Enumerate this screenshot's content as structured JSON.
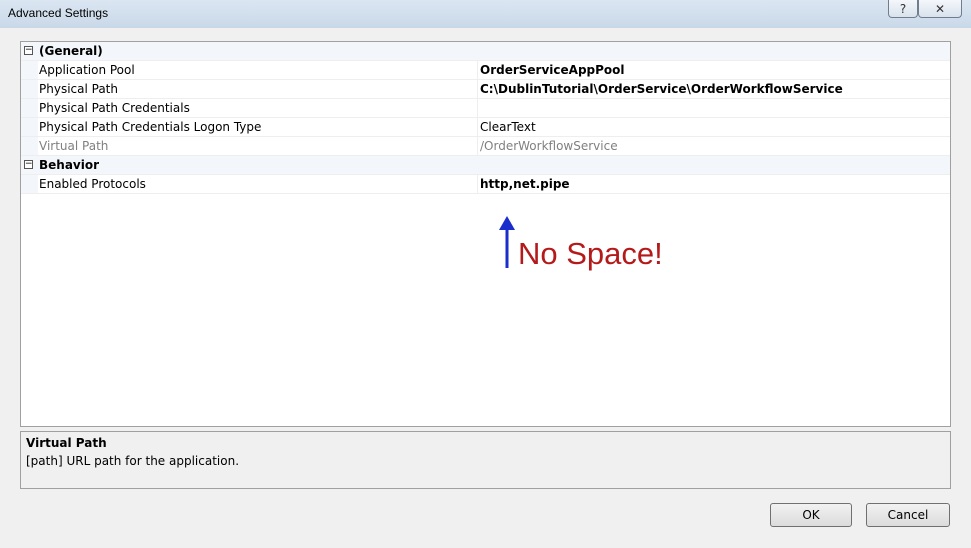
{
  "window": {
    "title": "Advanced Settings",
    "help_label": "?",
    "close_label": "✕"
  },
  "grid": {
    "categories": [
      {
        "label": "(General)",
        "toggle": "−",
        "properties": [
          {
            "name": "Application Pool",
            "value": "OrderServiceAppPool",
            "bold": true
          },
          {
            "name": "Physical Path",
            "value": "C:\\DublinTutorial\\OrderService\\OrderWorkflowService",
            "bold": true
          },
          {
            "name": "Physical Path Credentials",
            "value": ""
          },
          {
            "name": "Physical Path Credentials Logon Type",
            "value": "ClearText"
          },
          {
            "name": "Virtual Path",
            "value": "/OrderWorkflowService",
            "disabled": true
          }
        ]
      },
      {
        "label": "Behavior",
        "toggle": "−",
        "properties": [
          {
            "name": "Enabled Protocols",
            "value": "http,net.pipe",
            "bold": true
          }
        ]
      }
    ]
  },
  "annotation": {
    "text": "No Space!",
    "arrow_color": "#1a2ecc",
    "text_color": "#b51a1a"
  },
  "description": {
    "title": "Virtual Path",
    "text": "[path] URL path for the application."
  },
  "buttons": {
    "ok": "OK",
    "cancel": "Cancel"
  }
}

========================

**Problem details**
Copy every line in the records above that contains the word "value".

**Problem solution**
            "value": "OrderServiceAppPool",
            "value": "C:\\DublinTutorial\\OrderService\\OrderWorkflowService",
            "value": ""
            "value": "ClearText"
            "value": "/OrderWorkflowService",
            "value": "http,net.pipe",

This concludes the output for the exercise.